§ **WRITTEN TASK**: Each line from the one containing "Enumerate this screenshot's" through the end of the listing below must be copied exactly; pictures are excluded.

= = = =

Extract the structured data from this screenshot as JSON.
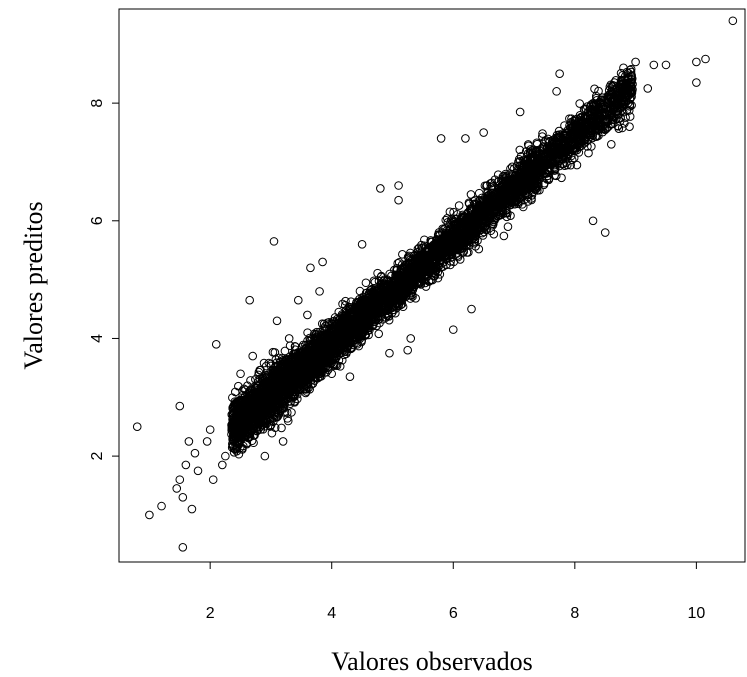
{
  "chart_data": {
    "type": "scatter",
    "title": "",
    "xlabel": "Valores observados",
    "ylabel": "Valores preditos",
    "xlim": [
      0.5,
      10.8
    ],
    "ylim": [
      0.2,
      9.6
    ],
    "x_ticks": [
      2,
      4,
      6,
      8,
      10
    ],
    "y_ticks": [
      2,
      4,
      6,
      8
    ],
    "grid": false,
    "legend": "none",
    "marker": "open-circle",
    "colors": {
      "points": "#000000",
      "frame": "#000000",
      "background": "#ffffff"
    },
    "dense_cloud": {
      "point_count_estimate": 6000,
      "x_range": [
        2.3,
        9.0
      ],
      "relationship": "approximately y = 0.88 * x + 0.40, dense near x 2.5 to 7.5"
    },
    "series": [
      {
        "points": [
          [
            0.8,
            2.5
          ],
          [
            1.0,
            1.0
          ],
          [
            1.2,
            1.15
          ],
          [
            1.45,
            1.45
          ],
          [
            1.5,
            1.6
          ],
          [
            1.55,
            0.45
          ],
          [
            1.55,
            1.3
          ],
          [
            1.6,
            1.85
          ],
          [
            1.65,
            2.25
          ],
          [
            1.7,
            1.1
          ],
          [
            1.75,
            2.05
          ],
          [
            1.5,
            2.85
          ],
          [
            1.8,
            1.75
          ],
          [
            1.95,
            2.25
          ],
          [
            2.0,
            2.45
          ],
          [
            2.05,
            1.6
          ],
          [
            2.1,
            3.9
          ],
          [
            2.2,
            1.85
          ],
          [
            2.25,
            2.0
          ],
          [
            2.65,
            4.65
          ],
          [
            3.05,
            5.65
          ],
          [
            3.1,
            4.3
          ],
          [
            3.45,
            4.65
          ],
          [
            3.65,
            5.2
          ],
          [
            3.8,
            4.8
          ],
          [
            3.85,
            5.3
          ],
          [
            4.3,
            4.2
          ],
          [
            4.8,
            6.55
          ],
          [
            5.1,
            6.6
          ],
          [
            5.25,
            3.8
          ],
          [
            5.3,
            4.0
          ],
          [
            5.1,
            6.35
          ],
          [
            5.8,
            7.4
          ],
          [
            6.0,
            4.15
          ],
          [
            6.2,
            7.4
          ],
          [
            6.3,
            4.5
          ],
          [
            6.5,
            7.5
          ],
          [
            7.1,
            7.85
          ],
          [
            7.75,
            8.5
          ],
          [
            7.7,
            8.2
          ],
          [
            8.3,
            6.0
          ],
          [
            8.5,
            5.8
          ],
          [
            8.6,
            7.3
          ],
          [
            8.65,
            8.35
          ],
          [
            8.8,
            8.6
          ],
          [
            8.9,
            7.6
          ],
          [
            9.0,
            8.7
          ],
          [
            9.2,
            8.25
          ],
          [
            9.3,
            8.65
          ],
          [
            9.5,
            8.65
          ],
          [
            10.0,
            8.35
          ],
          [
            10.0,
            8.7
          ],
          [
            10.15,
            8.75
          ],
          [
            10.6,
            9.4
          ],
          [
            8.1,
            7.6
          ],
          [
            7.4,
            6.6
          ],
          [
            6.55,
            5.85
          ],
          [
            6.9,
            5.9
          ],
          [
            4.95,
            3.75
          ],
          [
            5.4,
            4.95
          ],
          [
            2.9,
            2.0
          ],
          [
            3.2,
            2.25
          ],
          [
            4.0,
            3.4
          ],
          [
            4.3,
            3.35
          ],
          [
            3.6,
            4.4
          ],
          [
            4.5,
            5.6
          ],
          [
            2.5,
            3.4
          ],
          [
            2.7,
            3.7
          ],
          [
            3.3,
            4.0
          ],
          [
            6.6,
            6.2
          ]
        ]
      }
    ]
  }
}
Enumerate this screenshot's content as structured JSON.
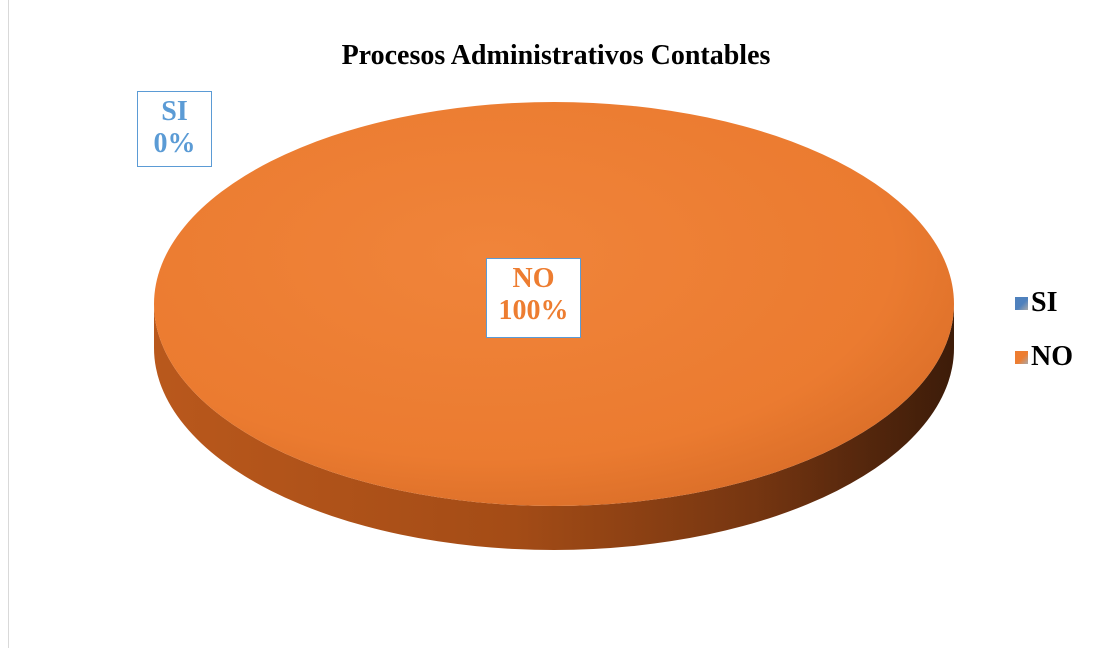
{
  "chart_data": {
    "type": "pie",
    "title": "Procesos Administrativos Contables",
    "categories": [
      "SI",
      "NO"
    ],
    "values": [
      0,
      100
    ],
    "data_labels": [
      {
        "category": "SI",
        "percent": "0%"
      },
      {
        "category": "NO",
        "percent": "100%"
      }
    ],
    "legend": {
      "position": "right",
      "entries": [
        "SI",
        "NO"
      ]
    },
    "colors": {
      "SI": "#4f81bd",
      "NO": "#ed7d31"
    },
    "style": "3d"
  }
}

= = = =

§ **TASK ANSWER**:
Enumerate this screenshot's content as structured JSON.
{
  "chart_data": {
    "type": "pie",
    "title": "Procesos Administrativos Contables",
    "categories": [
      "SI",
      "NO"
    ],
    "values": [
      0,
      100
    ],
    "data_labels": [
      {
        "category": "SI",
        "percent": "0%"
      },
      {
        "category": "NO",
        "percent": "100%"
      }
    ],
    "legend": {
      "position": "right",
      "entries": [
        "SI",
        "NO"
      ]
    },
    "colors": {
      "SI": "#4f81bd",
      "NO": "#ed7d31"
    },
    "style": "3d"
  }
}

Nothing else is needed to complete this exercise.